:: REQUIRED WORK ::
Print exactly the lines from the one containing "Give me the" through the last line of the records below, both included, and nothing else; omit any pictures.

========

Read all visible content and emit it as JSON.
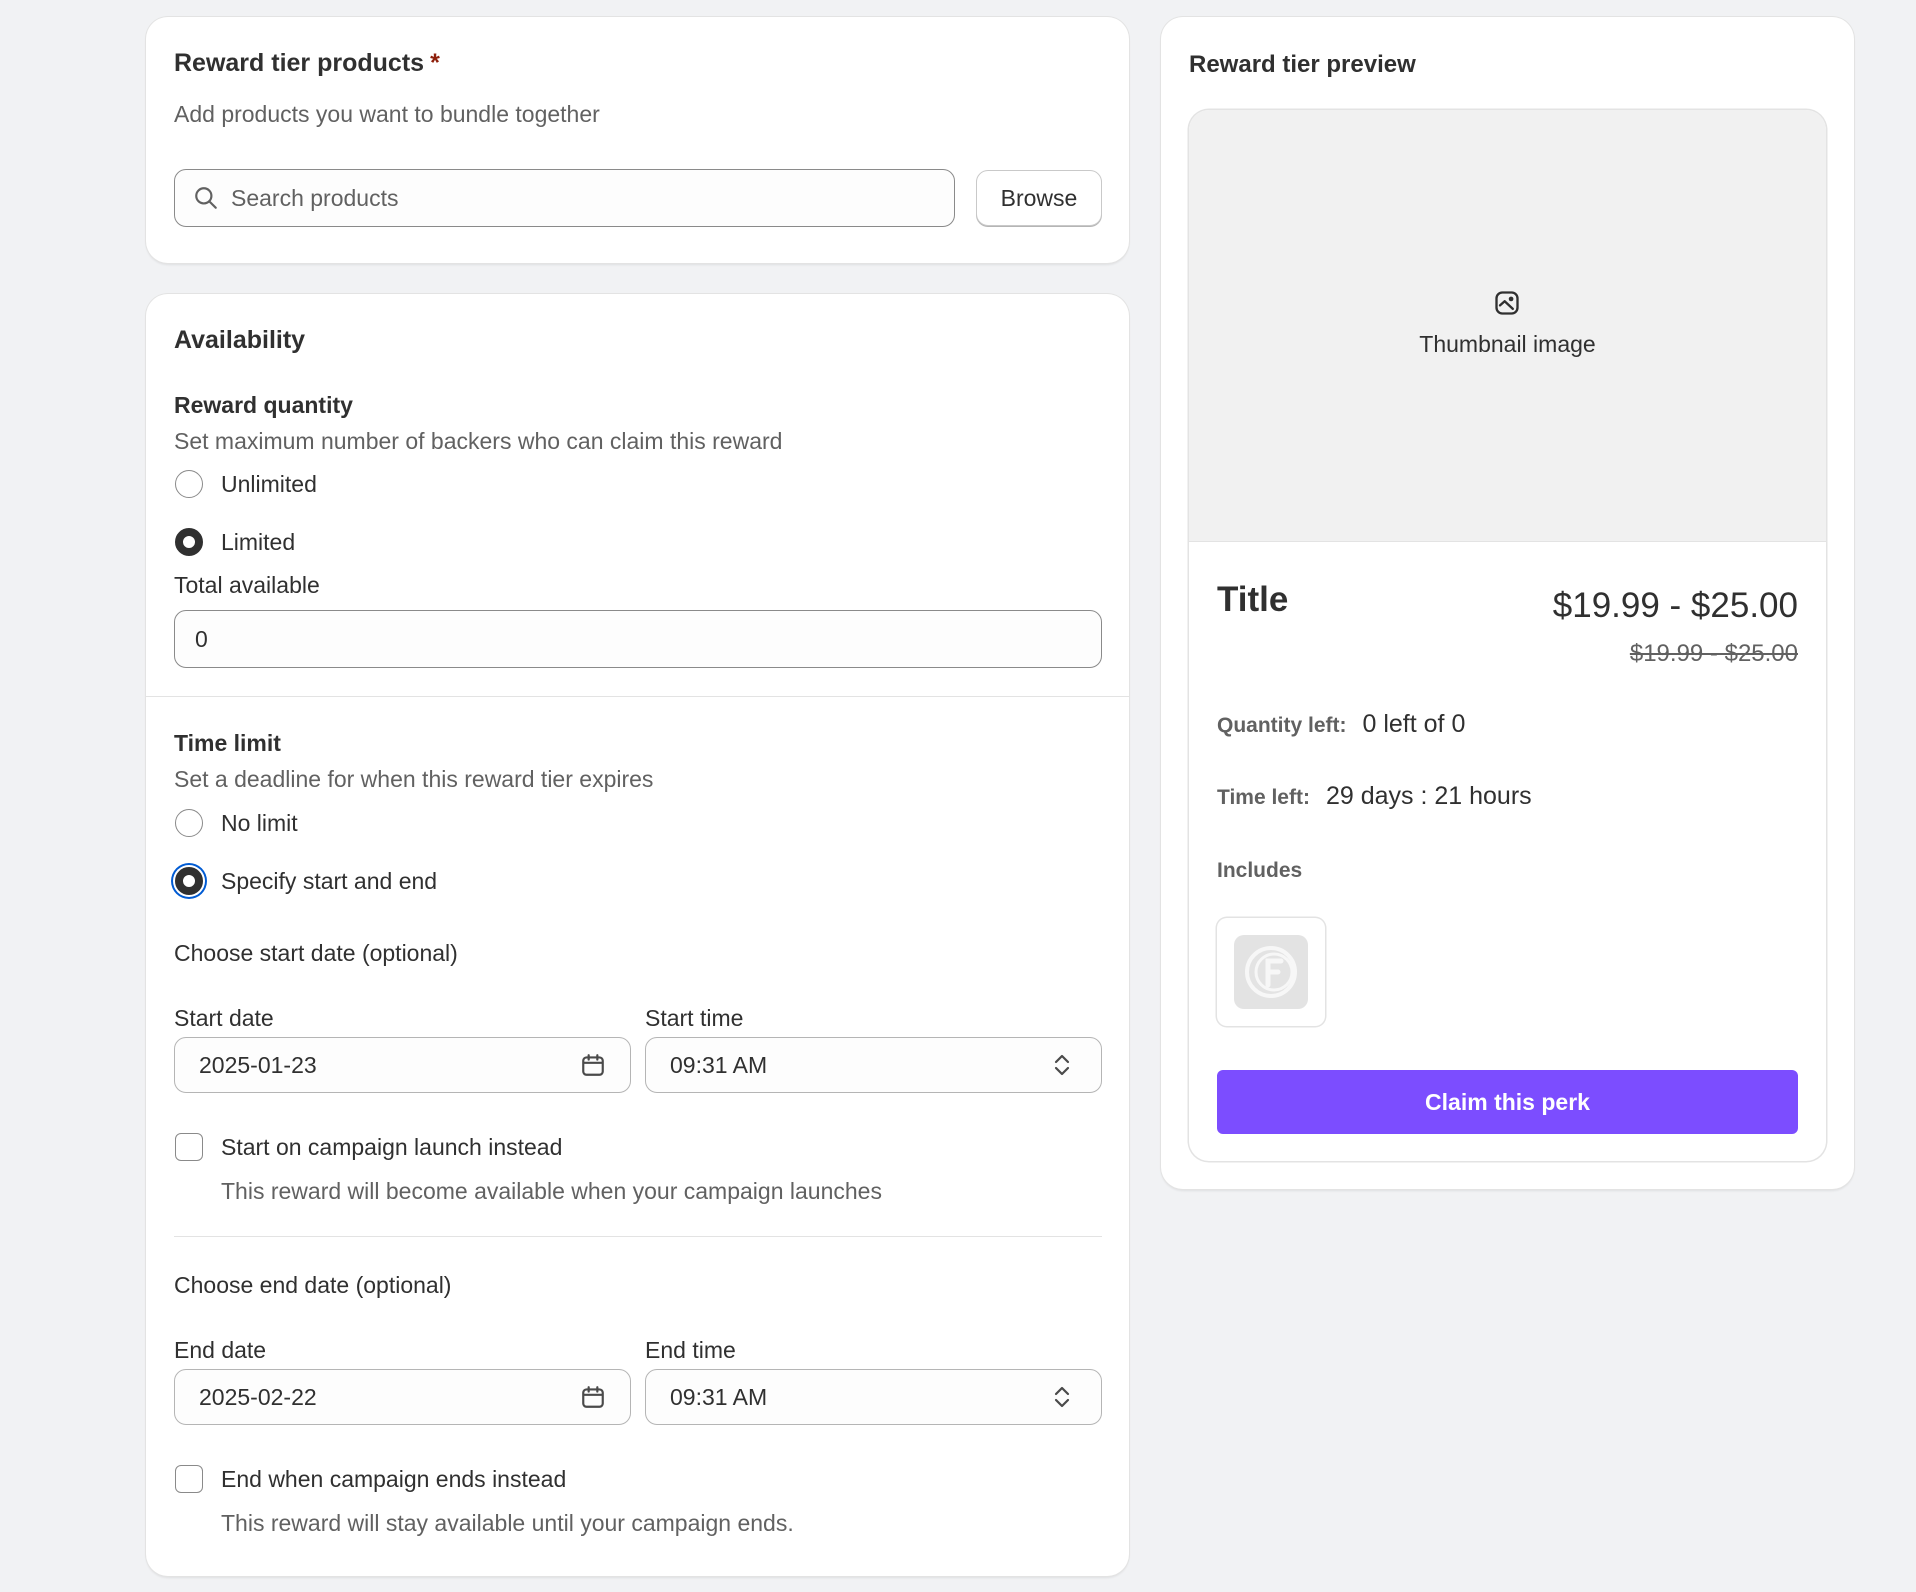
{
  "products": {
    "title": "Reward tier products",
    "required_mark": "*",
    "subtitle": "Add products you want to bundle together",
    "search_placeholder": "Search products",
    "browse_label": "Browse"
  },
  "availability": {
    "title": "Availability",
    "reward_quantity": {
      "label": "Reward quantity",
      "help": "Set maximum number of backers who can claim this reward",
      "options": [
        "Unlimited",
        "Limited"
      ],
      "selected": "Limited",
      "total_label": "Total available",
      "total_value": "0"
    },
    "time_limit": {
      "label": "Time limit",
      "help": "Set a deadline for when this reward tier expires",
      "options": [
        "No limit",
        "Specify start and end"
      ],
      "selected": "Specify start and end"
    },
    "start": {
      "heading": "Choose start date (optional)",
      "date_label": "Start date",
      "date_value": "2025-01-23",
      "time_label": "Start time",
      "time_value": "09:31 AM",
      "checkbox_label": "Start on campaign launch instead",
      "checkbox_help": "This reward will become available when your campaign launches",
      "checked": false
    },
    "end": {
      "heading": "Choose end date (optional)",
      "date_label": "End date",
      "date_value": "2025-02-22",
      "time_label": "End time",
      "time_value": "09:31 AM",
      "checkbox_label": "End when campaign ends instead",
      "checkbox_help": "This reward will stay available until your campaign ends.",
      "checked": false
    }
  },
  "preview": {
    "title": "Reward tier preview",
    "thumbnail_text": "Thumbnail image",
    "item_title": "Title",
    "price": "$19.99 - $25.00",
    "compare_price": "$19.99 - $25.00",
    "quantity_label": "Quantity left:",
    "quantity_value": "0 left of 0",
    "time_label": "Time left:",
    "time_value": "29 days : 21 hours",
    "includes_label": "Includes",
    "claim_label": "Claim this perk",
    "accent_color": "#7c4dff"
  }
}
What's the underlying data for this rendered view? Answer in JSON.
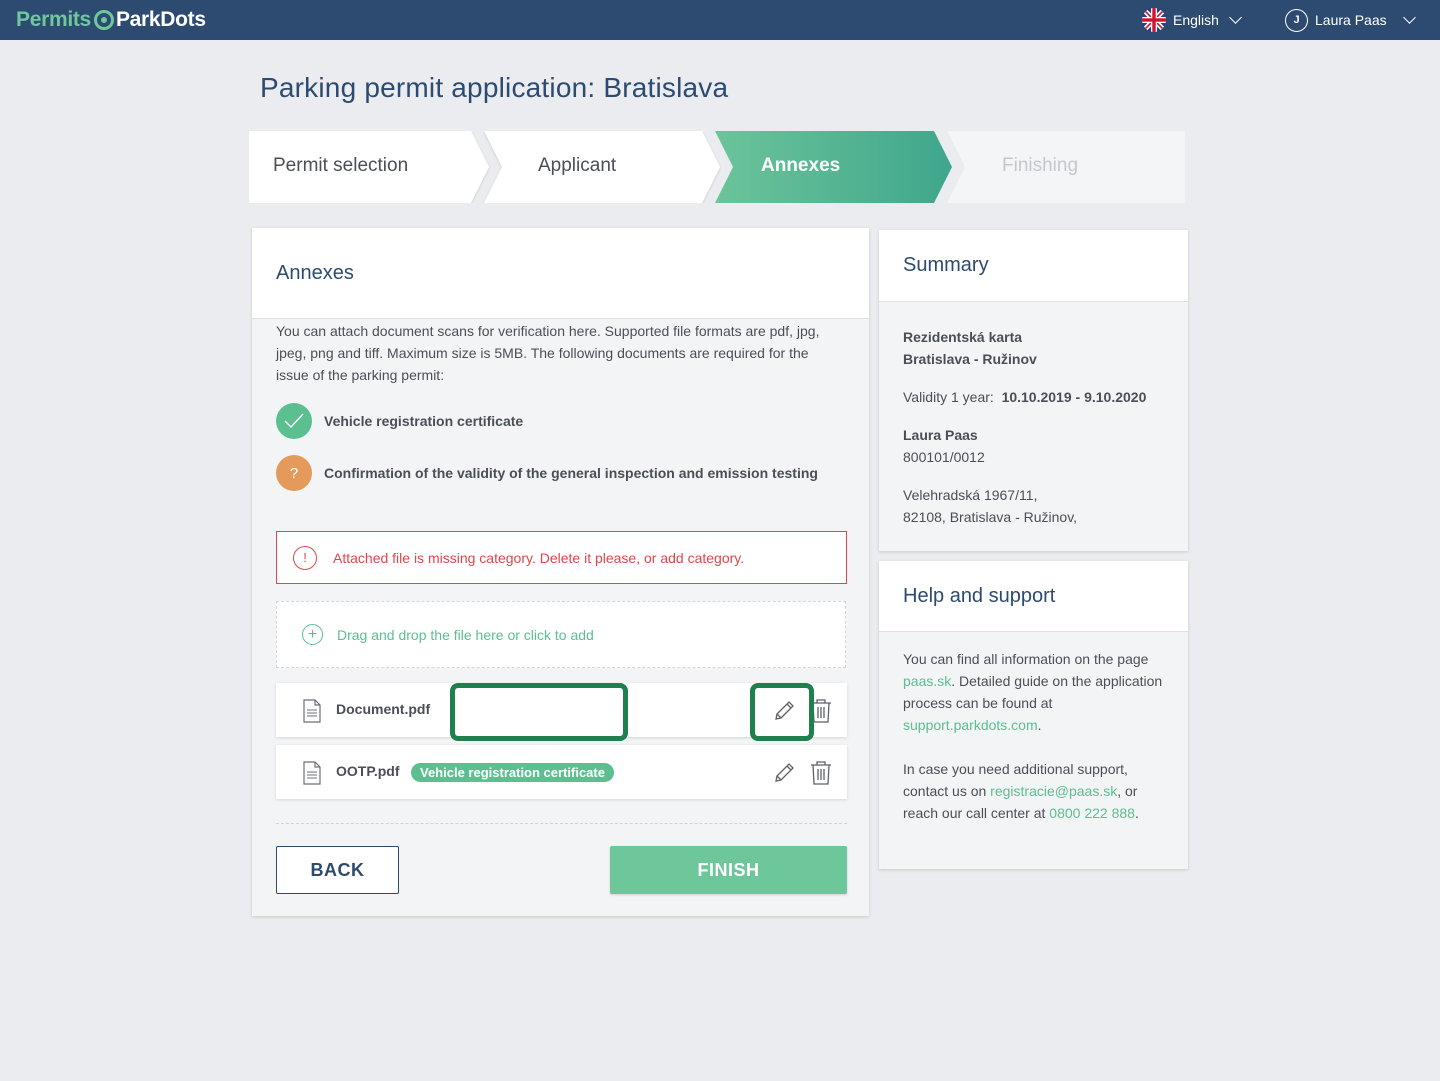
{
  "header": {
    "logo_part1": "Permits",
    "logo_part2": "ParkDots",
    "language": "English",
    "user_initial": "J",
    "user_name": "Laura Paas"
  },
  "page_title": "Parking permit application: Bratislava",
  "steps": [
    {
      "label": "Permit selection",
      "state": "done"
    },
    {
      "label": "Applicant",
      "state": "done"
    },
    {
      "label": "Annexes",
      "state": "active"
    },
    {
      "label": "Finishing",
      "state": "upcoming"
    }
  ],
  "annexes": {
    "title": "Annexes",
    "intro": "You can attach document scans for verification here. Supported file formats are pdf, jpg, jpeg, png and tiff. Maximum size is 5MB. The following documents are required for the issue of the parking permit:",
    "requirements": [
      {
        "label": "Vehicle registration certificate",
        "status": "ok",
        "icon": "check-icon"
      },
      {
        "label": "Confirmation of the validity of the general inspection and emission testing",
        "status": "missing",
        "icon": "question-icon",
        "icon_text": "?"
      }
    ],
    "error_icon_text": "!",
    "error_message": "Attached file is missing category. Delete it please, or add category.",
    "drop_text": "Drag and drop the file here or click to add",
    "files": [
      {
        "name": "Document.pdf",
        "category": ""
      },
      {
        "name": "OOTP.pdf",
        "category": "Vehicle registration certificate"
      }
    ],
    "back_label": "BACK",
    "finish_label": "FINISH"
  },
  "summary": {
    "title": "Summary",
    "permit_type": "Rezidentská karta",
    "zone": "Bratislava - Ružinov",
    "validity_label": "Validity 1 year:",
    "validity_value": "10.10.2019 - 9.10.2020",
    "person_name": "Laura Paas",
    "person_id": "800101/0012",
    "address_line1": "Velehradská 1967/11,",
    "address_line2": "82108, Bratislava - Ružinov,"
  },
  "help": {
    "title": "Help and support",
    "p1_a": "You can find all information on the page ",
    "p1_link1": "paas.sk",
    "p1_b": ". Detailed guide on the application process can be found at ",
    "p1_link2": "support.parkdots.com",
    "p1_c": ".",
    "p2_a": "In case you need additional support, contact us on ",
    "p2_link1": "registracie@paas.sk",
    "p2_b": ", or reach our call center at ",
    "p2_link2": "0800 222 888",
    "p2_c": "."
  },
  "colors": {
    "header_bg": "#2d4a70",
    "accent_green": "#5bbf90",
    "active_step": "#4fb38e",
    "error_red": "#e0474c",
    "warning_orange": "#e39a5b",
    "highlight_green": "#1f7f4f"
  }
}
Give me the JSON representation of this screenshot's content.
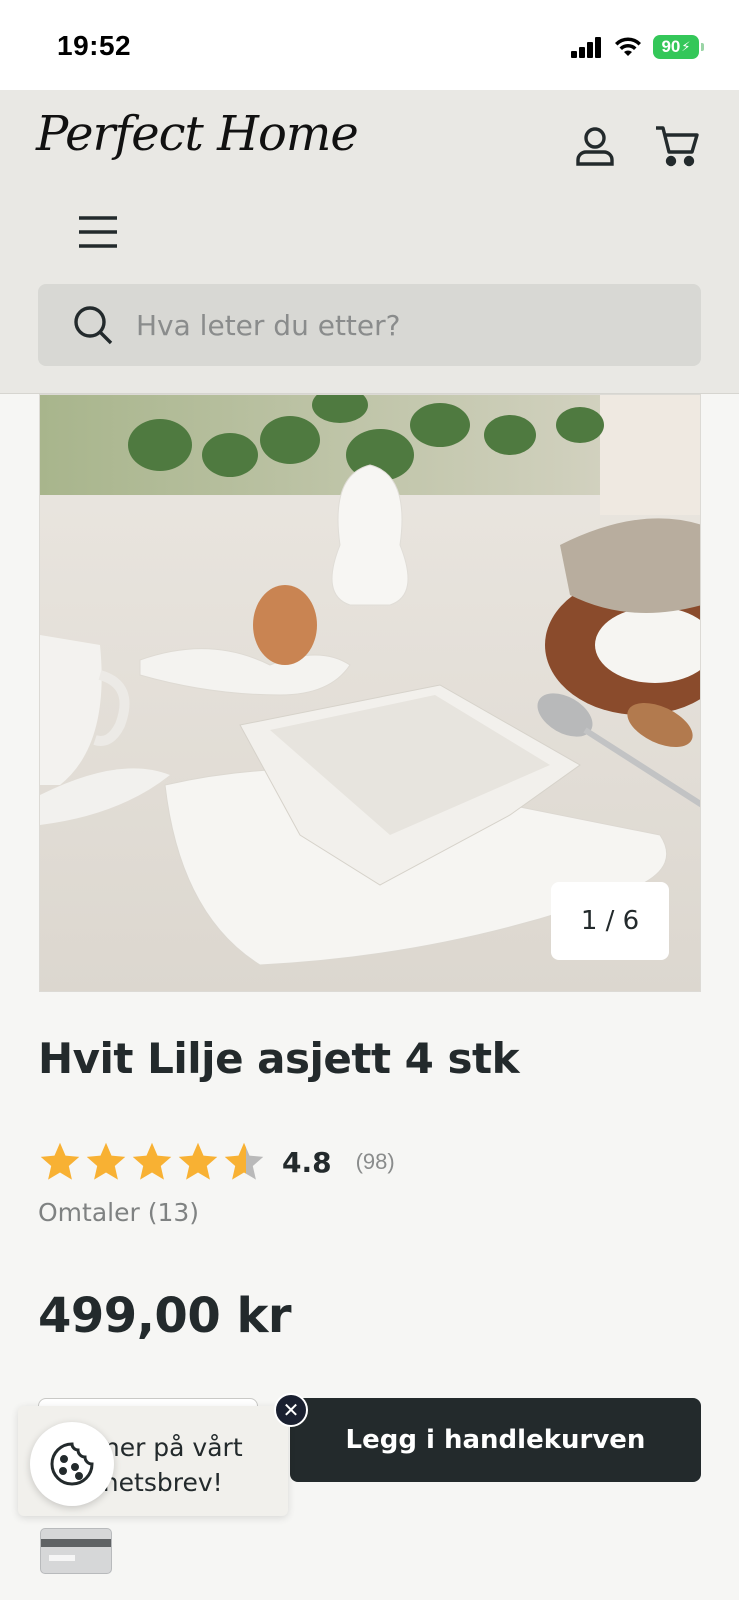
{
  "status_bar": {
    "time": "19:52",
    "battery": "90"
  },
  "header": {
    "logo_text": "Perfect Home",
    "search_placeholder": "Hva leter du etter?"
  },
  "gallery": {
    "counter": "1 / 6"
  },
  "product": {
    "title": "Hvit Lilje asjett 4 stk",
    "rating_value": "4.8",
    "rating_stars": 4.8,
    "rating_count": "(98)",
    "reviews_link": "Omtaler (13)",
    "price": "499,00 kr",
    "add_to_cart_label": "Legg i handlekurven"
  },
  "newsletter_popup": {
    "text": "…nner på vårt …yhetsbrev!",
    "line1": "nner på vårt",
    "line2": "yhetsbrev!",
    "close_label": "✕"
  },
  "colors": {
    "accent": "#232a2c",
    "header_bg": "#e9e8e4",
    "star": "#f8b133",
    "battery": "#34c759"
  },
  "icons": [
    "signal-icon",
    "wifi-icon",
    "battery-icon",
    "account-icon",
    "cart-icon",
    "menu-icon",
    "search-icon",
    "star-icon",
    "cookie-icon",
    "close-icon",
    "card-icon"
  ]
}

========

:: OUTPUT OF THE EXERCISE ::
Give me the JSON representation of this screenshot's content.
{
  "status_bar": {
    "time": "19:52",
    "battery": "90"
  },
  "header": {
    "logo_text": "Perfect Home",
    "search_placeholder": "Hva leter du etter?"
  },
  "gallery": {
    "counter": "1 / 6"
  },
  "product": {
    "title": "Hvit Lilje asjett 4 stk",
    "rating_value": "4.8",
    "rating_stars": 4.8,
    "rating_count": "(98)",
    "reviews_link": "Omtaler (13)",
    "price": "499,00 kr",
    "add_to_cart_label": "Legg i handlekurven"
  },
  "newsletter_popup": {
    "text": "…nner på vårt …yhetsbrev!",
    "line1": "nner på vårt",
    "line2": "yhetsbrev!",
    "close_label": "✕"
  },
  "colors": {
    "accent": "#232a2c",
    "header_bg": "#e9e8e4",
    "star": "#f8b133",
    "battery": "#34c759"
  },
  "icons": [
    "signal-icon",
    "wifi-icon",
    "battery-icon",
    "account-icon",
    "cart-icon",
    "menu-icon",
    "search-icon",
    "star-icon",
    "cookie-icon",
    "close-icon",
    "card-icon"
  ]
}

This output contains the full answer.